WORK TO COMPLETE: Write out every line below that includes the word "JSON".

(Stored items)
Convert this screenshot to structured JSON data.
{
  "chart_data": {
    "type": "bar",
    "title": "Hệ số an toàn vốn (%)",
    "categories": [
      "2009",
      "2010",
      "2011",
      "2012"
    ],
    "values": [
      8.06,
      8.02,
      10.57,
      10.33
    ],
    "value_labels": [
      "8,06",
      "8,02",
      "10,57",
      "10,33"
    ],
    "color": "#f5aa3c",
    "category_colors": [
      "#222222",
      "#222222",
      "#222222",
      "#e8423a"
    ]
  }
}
...
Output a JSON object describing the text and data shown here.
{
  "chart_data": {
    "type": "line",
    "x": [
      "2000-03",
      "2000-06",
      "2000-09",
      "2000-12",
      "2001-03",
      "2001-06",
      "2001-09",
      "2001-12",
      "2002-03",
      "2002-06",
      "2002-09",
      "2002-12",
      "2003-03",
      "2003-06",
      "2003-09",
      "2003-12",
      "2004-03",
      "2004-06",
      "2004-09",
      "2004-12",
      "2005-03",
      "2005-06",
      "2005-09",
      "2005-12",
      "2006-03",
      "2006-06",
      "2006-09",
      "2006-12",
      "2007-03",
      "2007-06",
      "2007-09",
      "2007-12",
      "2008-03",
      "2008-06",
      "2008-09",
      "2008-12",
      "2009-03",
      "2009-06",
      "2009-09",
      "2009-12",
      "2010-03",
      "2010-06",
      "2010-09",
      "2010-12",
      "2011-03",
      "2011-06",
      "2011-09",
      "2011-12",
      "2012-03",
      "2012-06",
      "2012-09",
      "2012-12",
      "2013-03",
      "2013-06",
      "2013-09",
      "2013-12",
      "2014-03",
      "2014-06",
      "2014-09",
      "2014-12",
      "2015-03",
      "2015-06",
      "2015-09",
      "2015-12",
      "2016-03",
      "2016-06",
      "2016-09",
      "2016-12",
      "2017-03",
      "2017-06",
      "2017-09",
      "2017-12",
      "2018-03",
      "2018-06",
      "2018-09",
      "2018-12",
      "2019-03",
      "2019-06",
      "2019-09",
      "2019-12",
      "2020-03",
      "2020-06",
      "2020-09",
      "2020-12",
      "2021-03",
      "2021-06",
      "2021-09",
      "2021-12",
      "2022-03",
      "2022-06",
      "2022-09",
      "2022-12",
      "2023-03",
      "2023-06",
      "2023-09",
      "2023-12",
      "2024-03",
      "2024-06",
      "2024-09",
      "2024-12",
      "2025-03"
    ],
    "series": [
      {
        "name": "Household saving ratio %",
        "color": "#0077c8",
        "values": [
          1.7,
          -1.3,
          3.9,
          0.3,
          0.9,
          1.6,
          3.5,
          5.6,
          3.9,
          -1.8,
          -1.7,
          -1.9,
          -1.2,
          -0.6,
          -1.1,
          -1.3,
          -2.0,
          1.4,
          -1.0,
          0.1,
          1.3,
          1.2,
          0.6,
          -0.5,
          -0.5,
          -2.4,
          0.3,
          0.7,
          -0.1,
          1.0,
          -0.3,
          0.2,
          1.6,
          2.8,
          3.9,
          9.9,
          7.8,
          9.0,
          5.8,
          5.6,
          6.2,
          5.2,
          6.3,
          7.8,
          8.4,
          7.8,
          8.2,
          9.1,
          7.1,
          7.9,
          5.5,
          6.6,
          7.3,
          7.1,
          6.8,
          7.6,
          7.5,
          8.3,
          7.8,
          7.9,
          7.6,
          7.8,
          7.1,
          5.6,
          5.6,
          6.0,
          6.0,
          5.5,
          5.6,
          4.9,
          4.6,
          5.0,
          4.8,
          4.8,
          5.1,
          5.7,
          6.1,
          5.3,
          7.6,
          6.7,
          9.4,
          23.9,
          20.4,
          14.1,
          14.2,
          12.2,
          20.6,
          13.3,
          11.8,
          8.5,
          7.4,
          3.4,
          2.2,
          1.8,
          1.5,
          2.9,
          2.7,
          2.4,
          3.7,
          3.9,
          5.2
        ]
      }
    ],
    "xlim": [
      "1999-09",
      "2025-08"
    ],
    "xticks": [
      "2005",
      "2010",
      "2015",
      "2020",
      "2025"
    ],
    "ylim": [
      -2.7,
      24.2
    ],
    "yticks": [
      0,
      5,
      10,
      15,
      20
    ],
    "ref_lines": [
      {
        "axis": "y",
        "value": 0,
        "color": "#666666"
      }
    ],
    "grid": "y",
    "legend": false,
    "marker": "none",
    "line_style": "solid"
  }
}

EXERCISE SOLUTION:
Convert this screenshot to structured JSON data.
Output a JSON object describing the text and data shown here.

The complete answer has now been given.